Reproduce each line bearing the word "贝尼耶对".

- _RECORDS FOR THE TASK_

::::::::

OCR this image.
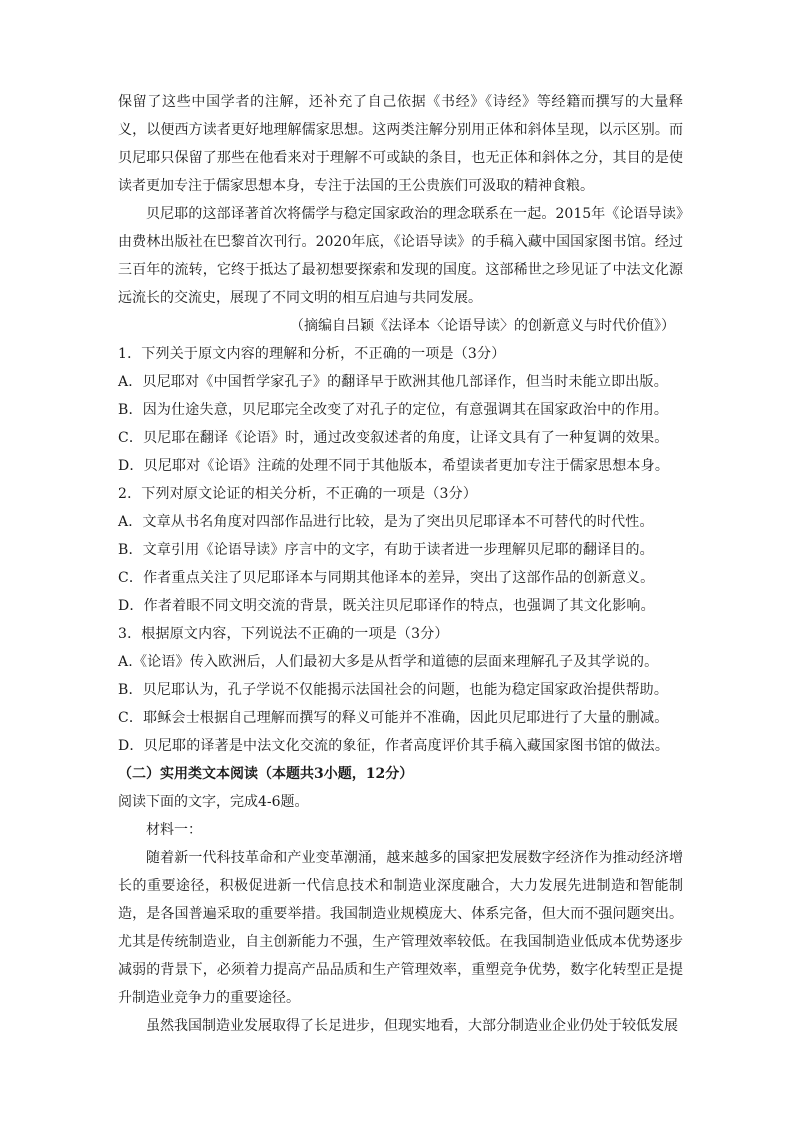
保留了这些中国学者的注解，还补充了自己依据《书经》《诗经》等经籍而撰写的大量释义，以便西方读者更好地理解儒家思想。这两类注解分别用正体和斜体呈现，以示区别。而贝尼耶只保留了那些在他看来对于理解不可或缺的条目，也无正体和斜体之分，其目的是使读者更加专注于儒家思想本身，专注于法国的王公贵族们可汲取的精神食粮。

贝尼耶的这部译著首次将儒学与稳定国家政治的理念联系在一起。2015年《论语导读》由费林出版社在巴黎首次刊行。2020年底，《论语导读》的手稿入藏中国国家图书馆。经过三百年的流转，它终于抵达了最初想要探索和发现的国度。这部稀世之珍见证了中法文化源远流长的交流史，展现了不同文明的相互启迪与共同发展。

（摘编自吕颖《法译本〈论语导读〉的创新意义与时代价值》）

1．下列关于原文内容的理解和分析，不正确的一项是（3分）

A．贝尼耶对《中国哲学家孔子》的翻译早于欧洲其他几部译作，但当时未能立即出版。

B．因为仕途失意，贝尼耶完全改变了对孔子的定位，有意强调其在国家政治中的作用。

C．贝尼耶在翻译《论语》时，通过改变叙述者的角度，让译文具有了一种复调的效果。

D．贝尼耶对《论语》注疏的处理不同于其他版本，希望读者更加专注于儒家思想本身。

2．下列对原文论证的相关分析，不正确的一项是（3分）

A．文章从书名角度对四部作品进行比较，是为了突出贝尼耶译本不可替代的时代性。

B．文章引用《论语导读》序言中的文字，有助于读者进一步理解贝尼耶的翻译目的。

C．作者重点关注了贝尼耶译本与同期其他译本的差异，突出了这部作品的创新意义。

D．作者着眼不同文明交流的背景，既关注贝尼耶译作的特点，也强调了其文化影响。

3．根据原文内容，下列说法不正确的一项是（3分）

A.《论语》传入欧洲后，人们最初大多是从哲学和道德的层面来理解孔子及其学说的。

B．贝尼耶认为，孔子学说不仅能揭示法国社会的问题，也能为稳定国家政治提供帮助。

C．耶稣会士根据自己理解而撰写的释义可能并不准确，因此贝尼耶进行了大量的删减。

D．贝尼耶的译著是中法文化交流的象征，作者高度评价其手稿入藏国家图书馆的做法。

（二）实用类文本阅读（本题共3小题，12分）

阅读下面的文字，完成4-6题。

材料一：

随着新一代科技革命和产业变革潮涌，越来越多的国家把发展数字经济作为推动经济增长的重要途径，积极促进新一代信息技术和制造业深度融合，大力发展先进制造和智能制造，是各国普遍采取的重要举措。我国制造业规模庞大、体系完备，但大而不强问题突出。尤其是传统制造业，自主创新能力不强，生产管理效率较低。在我国制造业低成本优势逐步减弱的背景下，必须着力提高产品品质和生产管理效率，重塑竞争优势，数字化转型正是提升制造业竞争力的重要途径。

虽然我国制造业发展取得了长足进步，但现实地看，大部分制造业企业仍处于较低发展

::::::::

- _OUTPUT OF THE EXERCISE_
A．贝尼耶对《中国哲学家孔子》的翻译早于欧洲其他几部译作，但当时未能立即出版。
D．贝尼耶对《论语》注疏的处理不同于其他版本，希望读者更加专注于儒家思想本身。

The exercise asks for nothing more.